> [Exercise prompt]:
Leave out the pictures and repeat the data exactly.

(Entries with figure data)
....
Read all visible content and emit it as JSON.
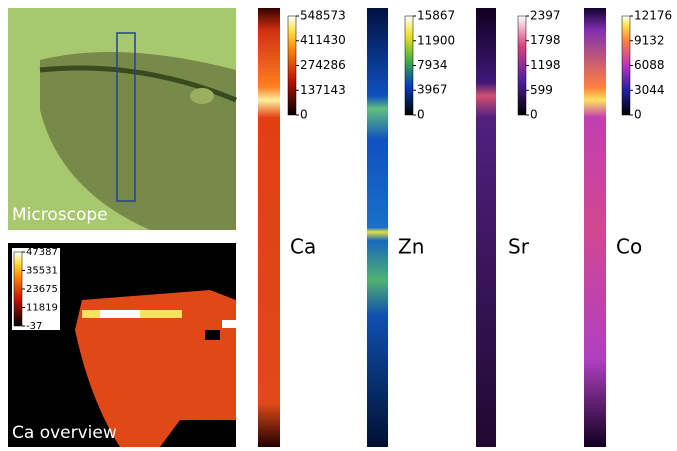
{
  "panels": [
    {
      "label": "Microscope"
    },
    {
      "label": "Ca overview",
      "colorbar_ticks": [
        -37,
        11819,
        23675,
        35531,
        47387
      ]
    },
    {
      "label": "Ca",
      "colorbar_ticks": [
        0,
        137143,
        274286,
        411430,
        548573
      ]
    },
    {
      "label": "Zn",
      "colorbar_ticks": [
        0,
        3967,
        7934,
        11900,
        15867
      ]
    },
    {
      "label": "Sr",
      "colorbar_ticks": [
        0,
        599,
        1198,
        1798,
        2397
      ]
    },
    {
      "label": "Co",
      "colorbar_ticks": [
        0,
        3044,
        6088,
        9132,
        12176
      ]
    }
  ]
}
....
> [Full response]:
Read all visible content and emit it as JSON.
{
  "panels": [
    {
      "label": "Microscope"
    },
    {
      "label": "Ca overview",
      "colorbar_ticks": [
        -37,
        11819,
        23675,
        35531,
        47387
      ]
    },
    {
      "label": "Ca",
      "colorbar_ticks": [
        0,
        137143,
        274286,
        411430,
        548573
      ]
    },
    {
      "label": "Zn",
      "colorbar_ticks": [
        0,
        3967,
        7934,
        11900,
        15867
      ]
    },
    {
      "label": "Sr",
      "colorbar_ticks": [
        0,
        599,
        1198,
        1798,
        2397
      ]
    },
    {
      "label": "Co",
      "colorbar_ticks": [
        0,
        3044,
        6088,
        9132,
        12176
      ]
    }
  ]
}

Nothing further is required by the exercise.